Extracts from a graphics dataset
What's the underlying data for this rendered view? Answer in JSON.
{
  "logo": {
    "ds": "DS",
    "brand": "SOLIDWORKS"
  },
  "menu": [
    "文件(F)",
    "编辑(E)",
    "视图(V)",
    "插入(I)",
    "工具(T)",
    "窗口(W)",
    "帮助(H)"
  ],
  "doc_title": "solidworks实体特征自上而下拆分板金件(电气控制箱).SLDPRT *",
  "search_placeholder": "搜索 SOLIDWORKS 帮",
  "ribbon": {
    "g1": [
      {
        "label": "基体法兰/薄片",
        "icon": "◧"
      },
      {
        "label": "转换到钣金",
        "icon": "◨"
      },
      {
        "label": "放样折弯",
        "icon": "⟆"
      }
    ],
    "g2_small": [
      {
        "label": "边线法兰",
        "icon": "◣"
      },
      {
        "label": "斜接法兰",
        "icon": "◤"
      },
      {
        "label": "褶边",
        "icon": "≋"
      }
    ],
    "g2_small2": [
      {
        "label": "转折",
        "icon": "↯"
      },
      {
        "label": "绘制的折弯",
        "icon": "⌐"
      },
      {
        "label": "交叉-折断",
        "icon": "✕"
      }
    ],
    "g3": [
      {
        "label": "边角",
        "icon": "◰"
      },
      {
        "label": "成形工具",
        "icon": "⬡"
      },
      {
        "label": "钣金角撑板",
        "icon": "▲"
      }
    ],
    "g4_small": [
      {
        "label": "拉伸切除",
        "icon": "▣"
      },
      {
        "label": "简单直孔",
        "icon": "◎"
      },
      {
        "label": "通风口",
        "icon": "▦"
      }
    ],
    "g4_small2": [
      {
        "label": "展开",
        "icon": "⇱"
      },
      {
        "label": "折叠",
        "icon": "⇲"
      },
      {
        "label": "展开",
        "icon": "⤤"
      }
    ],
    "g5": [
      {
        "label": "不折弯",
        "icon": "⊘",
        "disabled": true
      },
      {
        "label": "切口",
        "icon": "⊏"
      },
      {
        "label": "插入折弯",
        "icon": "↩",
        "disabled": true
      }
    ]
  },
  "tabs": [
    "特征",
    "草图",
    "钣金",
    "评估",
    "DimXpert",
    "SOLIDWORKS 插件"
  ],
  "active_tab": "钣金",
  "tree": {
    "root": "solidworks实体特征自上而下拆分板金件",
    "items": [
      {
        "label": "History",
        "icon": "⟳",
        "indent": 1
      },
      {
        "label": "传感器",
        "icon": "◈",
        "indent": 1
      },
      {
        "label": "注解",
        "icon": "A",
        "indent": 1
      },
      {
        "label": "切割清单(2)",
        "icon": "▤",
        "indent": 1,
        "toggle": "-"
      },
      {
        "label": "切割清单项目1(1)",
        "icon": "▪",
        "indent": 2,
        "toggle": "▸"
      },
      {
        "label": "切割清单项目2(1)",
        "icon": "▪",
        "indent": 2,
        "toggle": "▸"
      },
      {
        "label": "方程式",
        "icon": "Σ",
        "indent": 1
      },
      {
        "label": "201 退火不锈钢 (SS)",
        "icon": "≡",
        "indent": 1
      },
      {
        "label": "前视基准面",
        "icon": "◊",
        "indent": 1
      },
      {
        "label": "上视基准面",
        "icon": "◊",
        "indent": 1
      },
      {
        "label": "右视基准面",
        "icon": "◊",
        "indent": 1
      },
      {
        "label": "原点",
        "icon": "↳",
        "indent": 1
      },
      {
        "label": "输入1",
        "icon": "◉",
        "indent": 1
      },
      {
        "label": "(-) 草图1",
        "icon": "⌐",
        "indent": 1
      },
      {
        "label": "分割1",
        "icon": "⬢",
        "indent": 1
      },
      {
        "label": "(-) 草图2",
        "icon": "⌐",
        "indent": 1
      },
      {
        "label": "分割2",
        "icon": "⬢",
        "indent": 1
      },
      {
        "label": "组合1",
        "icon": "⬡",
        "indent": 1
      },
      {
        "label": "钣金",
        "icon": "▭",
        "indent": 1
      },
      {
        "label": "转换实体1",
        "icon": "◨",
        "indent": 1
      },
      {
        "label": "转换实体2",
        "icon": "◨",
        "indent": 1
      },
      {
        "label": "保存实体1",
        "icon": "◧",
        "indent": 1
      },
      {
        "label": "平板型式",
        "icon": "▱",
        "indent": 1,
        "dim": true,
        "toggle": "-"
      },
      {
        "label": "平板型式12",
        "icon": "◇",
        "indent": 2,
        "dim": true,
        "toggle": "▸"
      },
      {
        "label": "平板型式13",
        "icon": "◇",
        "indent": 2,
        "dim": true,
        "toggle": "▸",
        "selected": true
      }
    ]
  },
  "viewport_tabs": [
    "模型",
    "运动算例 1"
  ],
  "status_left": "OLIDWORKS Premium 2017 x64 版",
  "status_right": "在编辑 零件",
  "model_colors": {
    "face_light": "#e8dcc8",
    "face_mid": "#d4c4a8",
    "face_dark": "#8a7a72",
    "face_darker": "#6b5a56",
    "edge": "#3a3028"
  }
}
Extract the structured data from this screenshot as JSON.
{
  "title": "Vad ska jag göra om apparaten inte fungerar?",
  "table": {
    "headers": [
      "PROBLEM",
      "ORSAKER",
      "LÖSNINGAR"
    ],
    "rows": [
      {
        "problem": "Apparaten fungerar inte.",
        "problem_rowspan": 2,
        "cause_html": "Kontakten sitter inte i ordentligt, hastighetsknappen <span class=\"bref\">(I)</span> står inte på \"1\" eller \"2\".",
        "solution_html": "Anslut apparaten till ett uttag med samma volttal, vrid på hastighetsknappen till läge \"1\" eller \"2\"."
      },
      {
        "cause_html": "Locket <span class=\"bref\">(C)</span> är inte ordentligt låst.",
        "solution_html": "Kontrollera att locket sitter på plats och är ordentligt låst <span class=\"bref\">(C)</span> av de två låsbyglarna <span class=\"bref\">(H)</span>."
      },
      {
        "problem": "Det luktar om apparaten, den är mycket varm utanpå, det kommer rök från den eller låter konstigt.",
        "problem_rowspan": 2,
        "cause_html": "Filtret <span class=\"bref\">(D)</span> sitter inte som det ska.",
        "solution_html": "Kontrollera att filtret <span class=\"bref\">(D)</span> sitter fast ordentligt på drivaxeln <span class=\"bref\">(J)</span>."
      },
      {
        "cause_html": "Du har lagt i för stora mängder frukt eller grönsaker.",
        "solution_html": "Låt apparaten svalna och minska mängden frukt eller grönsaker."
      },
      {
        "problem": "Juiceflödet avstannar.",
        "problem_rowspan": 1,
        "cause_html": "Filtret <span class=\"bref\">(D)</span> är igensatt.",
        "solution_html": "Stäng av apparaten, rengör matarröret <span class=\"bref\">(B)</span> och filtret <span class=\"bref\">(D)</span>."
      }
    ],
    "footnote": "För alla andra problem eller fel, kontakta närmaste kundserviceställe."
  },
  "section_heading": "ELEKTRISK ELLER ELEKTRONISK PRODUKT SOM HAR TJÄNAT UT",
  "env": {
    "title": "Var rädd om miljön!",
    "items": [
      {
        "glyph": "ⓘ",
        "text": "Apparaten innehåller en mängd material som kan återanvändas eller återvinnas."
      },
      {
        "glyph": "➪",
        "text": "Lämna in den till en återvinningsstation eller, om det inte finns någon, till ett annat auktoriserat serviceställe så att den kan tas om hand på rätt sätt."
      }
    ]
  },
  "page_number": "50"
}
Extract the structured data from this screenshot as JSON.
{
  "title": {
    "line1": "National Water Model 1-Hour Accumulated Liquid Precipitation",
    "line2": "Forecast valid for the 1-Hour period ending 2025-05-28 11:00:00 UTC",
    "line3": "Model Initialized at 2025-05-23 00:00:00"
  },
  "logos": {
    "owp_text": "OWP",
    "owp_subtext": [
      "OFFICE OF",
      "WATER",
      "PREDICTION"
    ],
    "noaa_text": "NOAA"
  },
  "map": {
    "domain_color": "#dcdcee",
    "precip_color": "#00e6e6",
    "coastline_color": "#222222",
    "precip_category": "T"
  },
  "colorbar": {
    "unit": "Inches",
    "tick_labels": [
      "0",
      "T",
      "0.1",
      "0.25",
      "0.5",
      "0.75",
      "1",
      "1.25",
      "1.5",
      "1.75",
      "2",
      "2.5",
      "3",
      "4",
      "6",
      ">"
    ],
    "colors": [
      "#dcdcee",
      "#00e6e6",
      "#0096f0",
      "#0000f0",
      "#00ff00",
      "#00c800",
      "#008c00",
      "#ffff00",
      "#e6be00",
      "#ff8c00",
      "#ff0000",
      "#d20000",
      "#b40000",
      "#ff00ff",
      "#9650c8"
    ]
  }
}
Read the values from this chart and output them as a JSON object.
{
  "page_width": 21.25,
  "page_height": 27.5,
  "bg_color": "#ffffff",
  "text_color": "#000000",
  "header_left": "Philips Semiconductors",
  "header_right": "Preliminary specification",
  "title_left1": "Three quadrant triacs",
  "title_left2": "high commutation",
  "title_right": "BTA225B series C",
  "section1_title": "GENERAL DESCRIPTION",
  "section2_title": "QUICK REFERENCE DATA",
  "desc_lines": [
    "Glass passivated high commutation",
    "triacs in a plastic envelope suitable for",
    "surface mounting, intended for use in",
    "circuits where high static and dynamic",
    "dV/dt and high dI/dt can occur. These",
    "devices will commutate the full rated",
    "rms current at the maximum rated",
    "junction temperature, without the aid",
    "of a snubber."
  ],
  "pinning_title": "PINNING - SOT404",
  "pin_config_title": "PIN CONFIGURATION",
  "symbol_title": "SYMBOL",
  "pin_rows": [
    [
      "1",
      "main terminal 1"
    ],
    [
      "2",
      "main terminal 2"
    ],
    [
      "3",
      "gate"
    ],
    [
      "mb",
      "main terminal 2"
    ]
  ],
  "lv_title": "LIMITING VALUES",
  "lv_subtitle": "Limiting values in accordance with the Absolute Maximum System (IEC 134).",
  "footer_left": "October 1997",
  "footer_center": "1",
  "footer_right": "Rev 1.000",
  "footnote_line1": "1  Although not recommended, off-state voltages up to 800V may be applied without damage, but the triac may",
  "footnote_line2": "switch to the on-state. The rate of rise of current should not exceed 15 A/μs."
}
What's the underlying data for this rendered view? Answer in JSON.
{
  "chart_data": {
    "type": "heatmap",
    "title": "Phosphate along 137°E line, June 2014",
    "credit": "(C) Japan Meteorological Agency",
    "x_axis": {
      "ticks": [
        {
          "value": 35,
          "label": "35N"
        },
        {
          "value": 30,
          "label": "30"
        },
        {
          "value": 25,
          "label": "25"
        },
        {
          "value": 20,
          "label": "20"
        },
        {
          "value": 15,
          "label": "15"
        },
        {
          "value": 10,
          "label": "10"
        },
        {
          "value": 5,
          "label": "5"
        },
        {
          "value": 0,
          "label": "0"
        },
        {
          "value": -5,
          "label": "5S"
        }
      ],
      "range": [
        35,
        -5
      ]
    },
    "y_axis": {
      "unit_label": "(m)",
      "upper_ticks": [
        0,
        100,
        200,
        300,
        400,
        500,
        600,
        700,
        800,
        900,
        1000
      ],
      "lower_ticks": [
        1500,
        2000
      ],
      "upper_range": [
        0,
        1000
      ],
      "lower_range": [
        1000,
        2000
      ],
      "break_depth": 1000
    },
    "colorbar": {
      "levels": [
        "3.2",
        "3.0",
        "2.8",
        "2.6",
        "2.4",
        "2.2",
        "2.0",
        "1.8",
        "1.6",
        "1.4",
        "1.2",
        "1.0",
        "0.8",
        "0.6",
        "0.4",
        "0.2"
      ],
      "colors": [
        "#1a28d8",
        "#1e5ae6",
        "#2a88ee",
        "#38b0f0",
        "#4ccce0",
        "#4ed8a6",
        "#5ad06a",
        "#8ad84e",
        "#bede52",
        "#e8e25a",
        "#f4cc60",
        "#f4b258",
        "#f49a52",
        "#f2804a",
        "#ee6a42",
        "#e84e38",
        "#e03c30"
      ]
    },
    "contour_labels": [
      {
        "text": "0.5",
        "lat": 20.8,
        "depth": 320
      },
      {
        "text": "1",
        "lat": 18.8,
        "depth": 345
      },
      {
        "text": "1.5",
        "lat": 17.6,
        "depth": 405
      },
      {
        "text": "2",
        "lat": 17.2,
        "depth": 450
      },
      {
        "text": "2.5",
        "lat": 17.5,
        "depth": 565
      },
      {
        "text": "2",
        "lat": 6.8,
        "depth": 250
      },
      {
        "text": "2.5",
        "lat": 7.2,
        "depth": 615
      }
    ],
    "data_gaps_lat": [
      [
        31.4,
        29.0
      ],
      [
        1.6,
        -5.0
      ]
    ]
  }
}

▸ **Exercise task**
Extract every line of the records above that contains the word "ordentligt".

▸ **Solution to the exercise**
        "cause_html": "Kontakten sitter inte i ordentligt, hastighetsknappen <span class=\"bref\">(I)</span> står inte på \"1\" eller \"2\".",
        "cause_html": "Locket <span class=\"bref\">(C)</span> är inte ordentligt låst.",
        "solution_html": "Kontrollera att locket sitter på plats och är ordentligt låst <span class=\"bref\">(C)</span> av de två låsbyglarna <span class=\"bref\">(H)</span>."
        "solution_html": "Kontrollera att filtret <span class=\"bref\">(D)</span> sitter fast ordentligt på drivaxeln <span class=\"bref\">(J)</span>."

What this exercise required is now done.